(begin)
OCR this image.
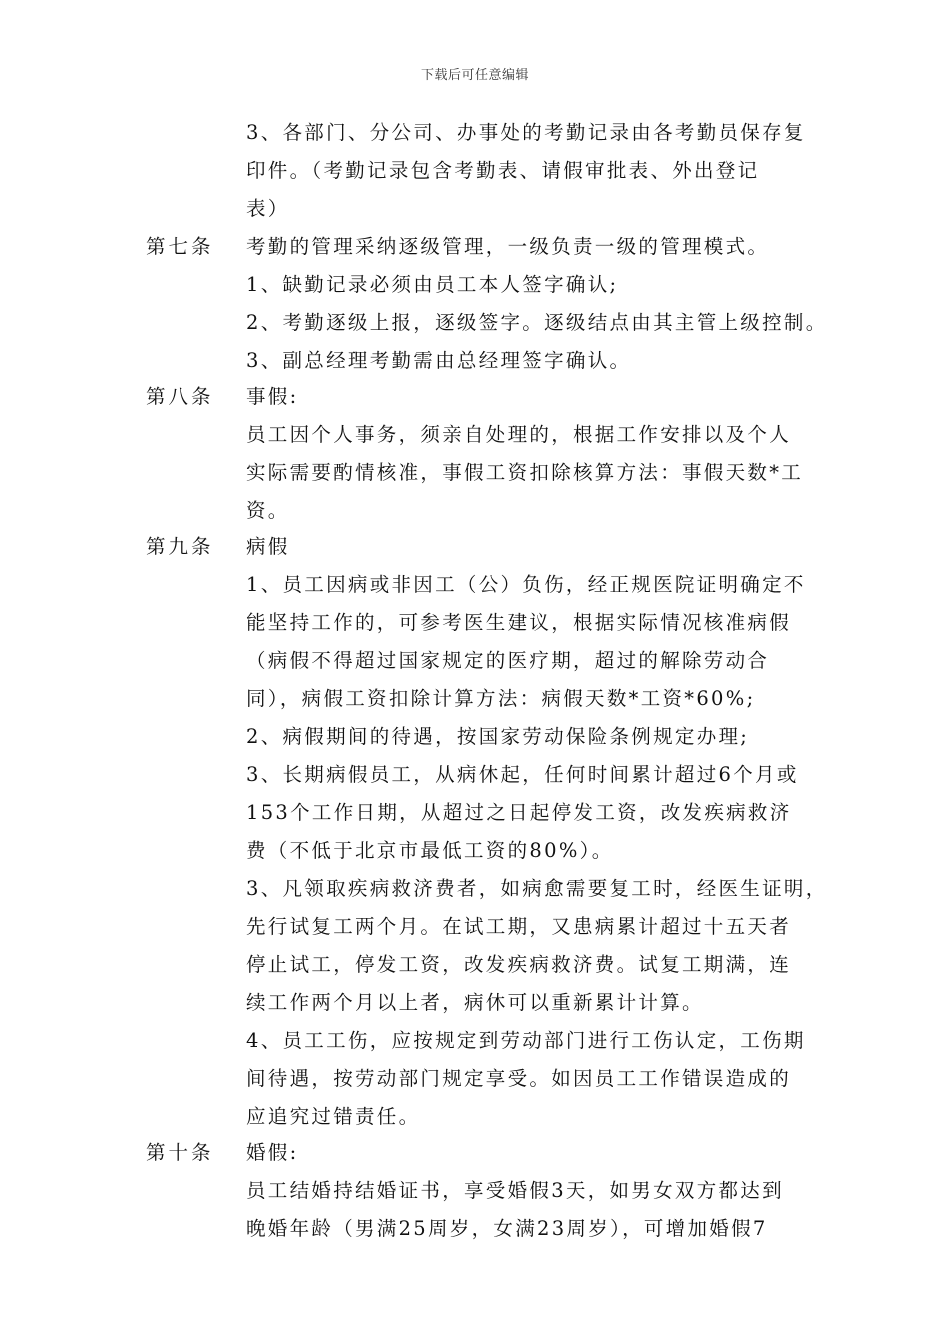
下载后可任意编辑
3、各部门、分公司、办事处的考勤记录由各考勤员保存复
印件。（考勤记录包含考勤表、请假审批表、外出登记
表）
第七条 考勤的管理采纳逐级管理，一级负责一级的管理模式。
1、缺勤记录必须由员工本人签字确认;
2、考勤逐级上报，逐级签字。逐级结点由其主管上级控制。
3、副总经理考勤需由总经理签字确认。
第八条 事假:
员工因个人事务，须亲自处理的，根据工作安排以及个人
实际需要酌情核准，事假工资扣除核算方法：事假天数*工
资。
第九条 病假
1、员工因病或非因工（公）负伤，经正规医院证明确定不
能坚持工作的，可参考医生建议，根据实际情况核准病假
（病假不得超过国家规定的医疗期，超过的解除劳动合
同），病假工资扣除计算方法：病假天数*工资*60%;
2、病假期间的待遇，按国家劳动保险条例规定办理;
3、长期病假员工，从病休起，任何时间累计超过6个月或
153个工作日期，从超过之日起停发工资，改发疾病救济
费（不低于北京市最低工资的80%）。
3、凡领取疾病救济费者，如病愈需要复工时，经医生证明，
先行试复工两个月。在试工期，又患病累计超过十五天者
停止试工，停发工资，改发疾病救济费。试复工期满，连
续工作两个月以上者，病休可以重新累计计算。
4、员工工伤，应按规定到劳动部门进行工伤认定，工伤期
间待遇，按劳动部门规定享受。如因员工工作错误造成的
应追究过错责任。
第十条 婚假:
员工结婚持结婚证书，享受婚假3天，如男女双方都达到
晚婚年龄（男满25周岁，女满23周岁），可增加婚假7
(end)
* **SHORT TASK**
The records above should be reproduced exactly, with no pictures included.

* **FINAL RESULT**
OCR this image.
下载后可任意编辑
3、各部门、分公司、办事处的考勤记录由各考勤员保存复
印件。（考勤记录包含考勤表、请假审批表、外出登记
表）
第七条 考勤的管理采纳逐级管理，一级负责一级的管理模式。
1、缺勤记录必须由员工本人签字确认;
2、考勤逐级上报，逐级签字。逐级结点由其主管上级控制。
3、副总经理考勤需由总经理签字确认。
第八条 事假:
员工因个人事务，须亲自处理的，根据工作安排以及个人
实际需要酌情核准，事假工资扣除核算方法：事假天数*工
资。
第九条 病假
1、员工因病或非因工（公）负伤，经正规医院证明确定不
能坚持工作的，可参考医生建议，根据实际情况核准病假
（病假不得超过国家规定的医疗期，超过的解除劳动合
同），病假工资扣除计算方法：病假天数*工资*60%;
2、病假期间的待遇，按国家劳动保险条例规定办理;
3、长期病假员工，从病休起，任何时间累计超过6个月或
153个工作日期，从超过之日起停发工资，改发疾病救济
费（不低于北京市最低工资的80%）。
3、凡领取疾病救济费者，如病愈需要复工时，经医生证明，
先行试复工两个月。在试工期，又患病累计超过十五天者
停止试工，停发工资，改发疾病救济费。试复工期满，连
续工作两个月以上者，病休可以重新累计计算。
4、员工工伤，应按规定到劳动部门进行工伤认定，工伤期
间待遇，按劳动部门规定享受。如因员工工作错误造成的
应追究过错责任。
第十条 婚假:
员工结婚持结婚证书，享受婚假3天，如男女双方都达到
晚婚年龄（男满25周岁，女满23周岁），可增加婚假7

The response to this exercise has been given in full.